- Required task: Find the lines holding the word "text" and collect them.

++++++++++++++++++++

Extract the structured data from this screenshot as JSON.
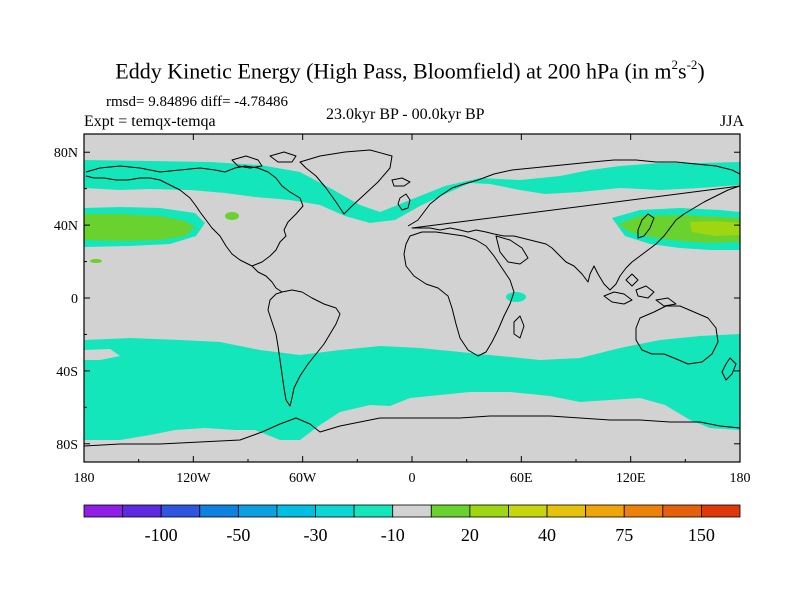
{
  "title": {
    "main": "Eddy Kinetic Energy (High Pass, Bloomfield) at 200 hPa (in m",
    "sup1": "2",
    "s": "s",
    "sup2": "-2",
    "close": ")"
  },
  "stats": "rmsd= 9.84896 diff= -4.78486",
  "expt": "Expt = temqx-temqa",
  "period": "23.0kyr BP - 00.0kyr BP",
  "season": "JJA",
  "map": {
    "lon_range": [
      -180,
      180
    ],
    "lat_range": [
      -90,
      90
    ],
    "x_ticks": [
      {
        "lon": -180,
        "label": "180"
      },
      {
        "lon": -120,
        "label": "120W"
      },
      {
        "lon": -60,
        "label": "60W"
      },
      {
        "lon": 0,
        "label": "0"
      },
      {
        "lon": 60,
        "label": "60E"
      },
      {
        "lon": 120,
        "label": "120E"
      },
      {
        "lon": 180,
        "label": "180"
      }
    ],
    "y_ticks": [
      {
        "lat": 80,
        "label": "80N"
      },
      {
        "lat": 40,
        "label": "40N"
      },
      {
        "lat": 0,
        "label": "0"
      },
      {
        "lat": -40,
        "label": "40S"
      },
      {
        "lat": -80,
        "label": "80S"
      }
    ],
    "background_color": "#d2d2d2",
    "coastline_color": "#000000"
  },
  "colorbar": {
    "colors": [
      "#8f1fe6",
      "#5f28e2",
      "#2f56e0",
      "#0f82e0",
      "#0aa0e2",
      "#00bfe0",
      "#0ad6d6",
      "#14e6bb",
      "#d2d2d2",
      "#6ad22e",
      "#9ed612",
      "#c6d60a",
      "#e6c20a",
      "#eea40a",
      "#ec820a",
      "#e6600a",
      "#e0380a"
    ],
    "labels": [
      {
        "after_box": 2,
        "text": "-100"
      },
      {
        "after_box": 4,
        "text": "-50"
      },
      {
        "after_box": 6,
        "text": "-30"
      },
      {
        "after_box": 8,
        "text": "-10"
      },
      {
        "after_box": 10,
        "text": "20"
      },
      {
        "after_box": 12,
        "text": "40"
      },
      {
        "after_box": 14,
        "text": "75"
      },
      {
        "after_box": 16,
        "text": "150"
      }
    ]
  }
}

++++++++++++++++++++

- Output below:
        "text": "-100"
        "text": "-50"
        "text": "-30"
        "text": "-10"
        "text": "20"
        "text": "40"
        "text": "75"
        "text": "150"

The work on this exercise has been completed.